**Supplied data**
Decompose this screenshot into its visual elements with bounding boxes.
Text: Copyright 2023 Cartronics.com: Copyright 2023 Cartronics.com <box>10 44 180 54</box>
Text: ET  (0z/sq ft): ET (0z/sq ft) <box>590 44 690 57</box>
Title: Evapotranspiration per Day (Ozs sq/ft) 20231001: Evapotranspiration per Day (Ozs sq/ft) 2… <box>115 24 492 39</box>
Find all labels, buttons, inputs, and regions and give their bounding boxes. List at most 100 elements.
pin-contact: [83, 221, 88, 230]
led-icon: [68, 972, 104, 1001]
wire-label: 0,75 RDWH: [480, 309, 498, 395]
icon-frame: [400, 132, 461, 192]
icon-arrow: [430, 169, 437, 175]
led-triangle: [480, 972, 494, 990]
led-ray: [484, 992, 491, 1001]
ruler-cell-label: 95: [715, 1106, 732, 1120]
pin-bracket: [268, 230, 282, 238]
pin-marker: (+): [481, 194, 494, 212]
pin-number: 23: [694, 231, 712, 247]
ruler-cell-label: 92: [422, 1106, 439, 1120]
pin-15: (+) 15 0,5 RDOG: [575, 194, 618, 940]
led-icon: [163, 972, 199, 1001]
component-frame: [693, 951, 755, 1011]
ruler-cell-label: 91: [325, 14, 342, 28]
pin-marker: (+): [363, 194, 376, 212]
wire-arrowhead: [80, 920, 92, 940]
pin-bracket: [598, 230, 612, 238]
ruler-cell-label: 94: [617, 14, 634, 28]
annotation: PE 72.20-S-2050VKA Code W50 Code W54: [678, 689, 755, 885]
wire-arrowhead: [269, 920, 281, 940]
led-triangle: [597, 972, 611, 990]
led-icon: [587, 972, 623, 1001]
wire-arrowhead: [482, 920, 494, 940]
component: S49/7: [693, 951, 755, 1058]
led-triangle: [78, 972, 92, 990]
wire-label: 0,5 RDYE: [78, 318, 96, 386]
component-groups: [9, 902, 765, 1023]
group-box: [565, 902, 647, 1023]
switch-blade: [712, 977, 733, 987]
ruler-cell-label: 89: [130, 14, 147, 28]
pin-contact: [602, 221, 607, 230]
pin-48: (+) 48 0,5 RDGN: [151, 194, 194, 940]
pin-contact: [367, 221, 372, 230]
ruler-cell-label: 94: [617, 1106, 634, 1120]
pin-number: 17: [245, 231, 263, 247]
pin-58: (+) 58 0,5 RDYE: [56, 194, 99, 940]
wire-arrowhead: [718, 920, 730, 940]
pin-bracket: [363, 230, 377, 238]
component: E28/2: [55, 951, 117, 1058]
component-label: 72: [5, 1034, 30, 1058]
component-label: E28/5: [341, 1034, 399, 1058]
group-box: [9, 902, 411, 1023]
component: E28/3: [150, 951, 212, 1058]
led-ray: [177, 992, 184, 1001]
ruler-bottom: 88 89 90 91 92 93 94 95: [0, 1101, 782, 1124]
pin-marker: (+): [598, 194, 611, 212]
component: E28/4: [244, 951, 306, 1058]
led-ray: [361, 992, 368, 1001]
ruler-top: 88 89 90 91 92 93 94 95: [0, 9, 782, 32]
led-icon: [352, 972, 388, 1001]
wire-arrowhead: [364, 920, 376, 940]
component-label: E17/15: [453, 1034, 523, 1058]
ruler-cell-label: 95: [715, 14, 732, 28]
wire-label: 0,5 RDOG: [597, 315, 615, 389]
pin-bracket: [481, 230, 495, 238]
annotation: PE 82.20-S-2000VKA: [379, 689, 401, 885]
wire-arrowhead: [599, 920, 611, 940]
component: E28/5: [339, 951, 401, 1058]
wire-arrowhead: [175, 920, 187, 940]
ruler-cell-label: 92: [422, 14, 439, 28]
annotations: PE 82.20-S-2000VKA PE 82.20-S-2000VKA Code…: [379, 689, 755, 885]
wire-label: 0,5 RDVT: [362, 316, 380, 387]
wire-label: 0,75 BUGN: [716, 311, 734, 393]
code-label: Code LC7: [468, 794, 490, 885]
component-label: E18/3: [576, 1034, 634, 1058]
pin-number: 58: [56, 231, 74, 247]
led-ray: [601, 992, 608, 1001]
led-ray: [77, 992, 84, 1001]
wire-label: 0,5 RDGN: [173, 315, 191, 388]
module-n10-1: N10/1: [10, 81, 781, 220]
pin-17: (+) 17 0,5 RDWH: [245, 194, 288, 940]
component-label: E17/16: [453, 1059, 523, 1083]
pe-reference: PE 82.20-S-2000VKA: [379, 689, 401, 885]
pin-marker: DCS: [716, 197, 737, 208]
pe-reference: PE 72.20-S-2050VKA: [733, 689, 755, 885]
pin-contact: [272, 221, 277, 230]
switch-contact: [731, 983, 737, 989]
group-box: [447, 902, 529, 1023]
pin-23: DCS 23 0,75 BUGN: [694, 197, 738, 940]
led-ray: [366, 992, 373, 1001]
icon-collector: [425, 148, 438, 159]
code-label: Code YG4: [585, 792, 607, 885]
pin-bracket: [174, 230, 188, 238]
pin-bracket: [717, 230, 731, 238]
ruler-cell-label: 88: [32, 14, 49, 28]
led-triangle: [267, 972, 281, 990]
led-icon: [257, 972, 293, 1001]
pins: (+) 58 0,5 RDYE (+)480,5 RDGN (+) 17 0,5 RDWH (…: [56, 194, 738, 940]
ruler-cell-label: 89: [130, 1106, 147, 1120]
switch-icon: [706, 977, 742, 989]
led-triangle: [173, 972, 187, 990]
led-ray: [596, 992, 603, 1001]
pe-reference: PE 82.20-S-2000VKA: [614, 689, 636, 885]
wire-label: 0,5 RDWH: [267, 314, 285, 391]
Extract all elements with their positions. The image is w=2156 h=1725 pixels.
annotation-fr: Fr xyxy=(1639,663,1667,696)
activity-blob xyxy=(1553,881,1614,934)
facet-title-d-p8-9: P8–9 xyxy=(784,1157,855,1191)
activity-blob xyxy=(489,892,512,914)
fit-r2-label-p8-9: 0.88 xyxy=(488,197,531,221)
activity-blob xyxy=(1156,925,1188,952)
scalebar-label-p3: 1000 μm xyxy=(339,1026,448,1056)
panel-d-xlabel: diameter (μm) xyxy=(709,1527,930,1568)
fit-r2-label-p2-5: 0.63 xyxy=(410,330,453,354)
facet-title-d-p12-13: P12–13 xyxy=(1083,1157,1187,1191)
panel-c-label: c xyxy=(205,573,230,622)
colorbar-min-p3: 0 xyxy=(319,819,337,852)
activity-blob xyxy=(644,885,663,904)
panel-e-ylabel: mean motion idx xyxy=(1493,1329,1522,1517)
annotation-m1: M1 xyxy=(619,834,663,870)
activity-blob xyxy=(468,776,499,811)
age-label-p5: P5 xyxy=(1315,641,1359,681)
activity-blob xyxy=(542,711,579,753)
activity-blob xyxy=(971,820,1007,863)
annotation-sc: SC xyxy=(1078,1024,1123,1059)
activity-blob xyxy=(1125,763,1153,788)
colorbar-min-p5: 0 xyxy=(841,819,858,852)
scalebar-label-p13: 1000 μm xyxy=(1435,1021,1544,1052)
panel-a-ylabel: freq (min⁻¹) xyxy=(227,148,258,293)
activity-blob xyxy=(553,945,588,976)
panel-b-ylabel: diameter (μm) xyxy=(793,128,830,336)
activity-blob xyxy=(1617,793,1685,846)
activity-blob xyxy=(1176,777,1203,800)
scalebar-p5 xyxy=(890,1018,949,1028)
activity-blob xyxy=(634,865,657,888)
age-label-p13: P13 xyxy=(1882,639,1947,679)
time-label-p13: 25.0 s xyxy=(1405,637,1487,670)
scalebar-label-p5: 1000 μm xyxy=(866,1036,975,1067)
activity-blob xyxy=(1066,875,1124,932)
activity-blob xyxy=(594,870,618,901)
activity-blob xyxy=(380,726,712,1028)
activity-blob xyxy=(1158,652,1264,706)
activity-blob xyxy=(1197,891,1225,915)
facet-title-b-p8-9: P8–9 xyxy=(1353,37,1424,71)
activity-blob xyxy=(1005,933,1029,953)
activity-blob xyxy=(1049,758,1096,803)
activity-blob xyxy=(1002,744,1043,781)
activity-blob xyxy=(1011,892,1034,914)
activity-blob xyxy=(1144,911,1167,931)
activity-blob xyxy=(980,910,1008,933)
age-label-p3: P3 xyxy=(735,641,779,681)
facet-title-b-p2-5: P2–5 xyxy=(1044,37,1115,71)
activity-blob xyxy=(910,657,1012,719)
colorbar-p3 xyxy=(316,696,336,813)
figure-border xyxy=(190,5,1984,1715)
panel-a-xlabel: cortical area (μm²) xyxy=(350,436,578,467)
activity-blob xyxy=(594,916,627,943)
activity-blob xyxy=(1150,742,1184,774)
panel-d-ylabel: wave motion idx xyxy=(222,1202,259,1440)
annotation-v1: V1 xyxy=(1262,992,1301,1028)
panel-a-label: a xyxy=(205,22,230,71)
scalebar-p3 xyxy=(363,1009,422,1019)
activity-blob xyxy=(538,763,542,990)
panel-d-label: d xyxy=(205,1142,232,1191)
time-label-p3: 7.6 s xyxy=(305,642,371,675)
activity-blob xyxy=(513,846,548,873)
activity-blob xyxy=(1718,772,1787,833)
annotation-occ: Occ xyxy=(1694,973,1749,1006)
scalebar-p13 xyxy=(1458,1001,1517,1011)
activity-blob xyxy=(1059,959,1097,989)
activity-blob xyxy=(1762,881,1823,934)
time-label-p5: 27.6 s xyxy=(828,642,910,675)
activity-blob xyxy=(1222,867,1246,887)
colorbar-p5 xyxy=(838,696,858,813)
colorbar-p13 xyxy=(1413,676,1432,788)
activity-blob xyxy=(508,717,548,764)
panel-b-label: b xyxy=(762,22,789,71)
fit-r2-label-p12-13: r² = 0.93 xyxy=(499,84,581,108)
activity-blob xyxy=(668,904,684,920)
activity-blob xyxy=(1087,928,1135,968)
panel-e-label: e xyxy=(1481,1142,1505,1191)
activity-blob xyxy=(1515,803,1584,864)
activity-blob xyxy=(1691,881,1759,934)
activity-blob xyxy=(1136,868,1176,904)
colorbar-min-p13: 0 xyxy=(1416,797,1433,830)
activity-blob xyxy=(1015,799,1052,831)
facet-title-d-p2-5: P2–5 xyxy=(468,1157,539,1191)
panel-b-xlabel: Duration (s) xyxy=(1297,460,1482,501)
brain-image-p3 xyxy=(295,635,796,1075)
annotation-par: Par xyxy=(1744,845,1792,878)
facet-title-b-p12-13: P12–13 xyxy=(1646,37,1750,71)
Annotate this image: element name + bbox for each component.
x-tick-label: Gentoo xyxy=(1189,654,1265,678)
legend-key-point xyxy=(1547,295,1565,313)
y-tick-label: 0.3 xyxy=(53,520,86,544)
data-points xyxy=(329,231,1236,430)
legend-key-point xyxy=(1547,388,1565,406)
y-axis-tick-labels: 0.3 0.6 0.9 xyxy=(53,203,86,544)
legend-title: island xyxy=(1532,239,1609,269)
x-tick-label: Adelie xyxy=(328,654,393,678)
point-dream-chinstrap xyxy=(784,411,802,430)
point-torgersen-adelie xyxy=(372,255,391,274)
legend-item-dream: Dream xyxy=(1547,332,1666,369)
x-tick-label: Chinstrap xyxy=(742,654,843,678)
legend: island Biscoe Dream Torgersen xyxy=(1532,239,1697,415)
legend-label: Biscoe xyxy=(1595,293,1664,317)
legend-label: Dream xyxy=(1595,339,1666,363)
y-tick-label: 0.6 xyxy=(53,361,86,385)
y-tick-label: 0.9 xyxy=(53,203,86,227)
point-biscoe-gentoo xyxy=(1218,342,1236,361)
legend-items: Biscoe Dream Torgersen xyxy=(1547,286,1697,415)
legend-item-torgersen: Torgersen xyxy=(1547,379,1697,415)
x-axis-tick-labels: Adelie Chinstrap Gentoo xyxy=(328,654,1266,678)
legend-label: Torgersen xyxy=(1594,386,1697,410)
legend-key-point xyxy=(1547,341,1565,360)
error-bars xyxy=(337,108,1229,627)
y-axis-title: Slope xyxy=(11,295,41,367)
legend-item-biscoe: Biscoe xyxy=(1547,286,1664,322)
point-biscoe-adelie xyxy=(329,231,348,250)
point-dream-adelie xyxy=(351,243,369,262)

**Exercise directions**
Reproduce the entries above verbatim, from the very first line through the line containing "wire-arrowhead: [269, 920, 281, 940]", with both ends included.

**Response below**
Decompose this screenshot into its visual elements with bounding boxes.
Text: Copyright 2023 Cartronics.com: Copyright 2023 Cartronics.com <box>10 44 180 54</box>
Text: ET  (0z/sq ft): ET (0z/sq ft) <box>590 44 690 57</box>
Title: Evapotranspiration per Day (Ozs sq/ft) 20231001: Evapotranspiration per Day (Ozs sq/ft) 2… <box>115 24 492 39</box>
Find all labels, buttons, inputs, and regions and give their bounding boxes. List at most 100 elements.
pin-contact: [83, 221, 88, 230]
led-icon: [68, 972, 104, 1001]
wire-label: 0,75 RDWH: [480, 309, 498, 395]
icon-frame: [400, 132, 461, 192]
icon-arrow: [430, 169, 437, 175]
led-triangle: [480, 972, 494, 990]
led-ray: [484, 992, 491, 1001]
ruler-cell-label: 95: [715, 1106, 732, 1120]
pin-bracket: [268, 230, 282, 238]
pin-marker: (+): [481, 194, 494, 212]
pin-number: 23: [694, 231, 712, 247]
ruler-cell-label: 92: [422, 1106, 439, 1120]
pin-15: (+) 15 0,5 RDOG: [575, 194, 618, 940]
led-icon: [163, 972, 199, 1001]
component-frame: [693, 951, 755, 1011]
ruler-cell-label: 91: [325, 14, 342, 28]
pin-marker: (+): [363, 194, 376, 212]
wire-arrowhead: [80, 920, 92, 940]
pin-bracket: [598, 230, 612, 238]
ruler-cell-label: 94: [617, 14, 634, 28]
annotation: PE 72.20-S-2050VKA Code W50 Code W54: [678, 689, 755, 885]
wire-arrowhead: [269, 920, 281, 940]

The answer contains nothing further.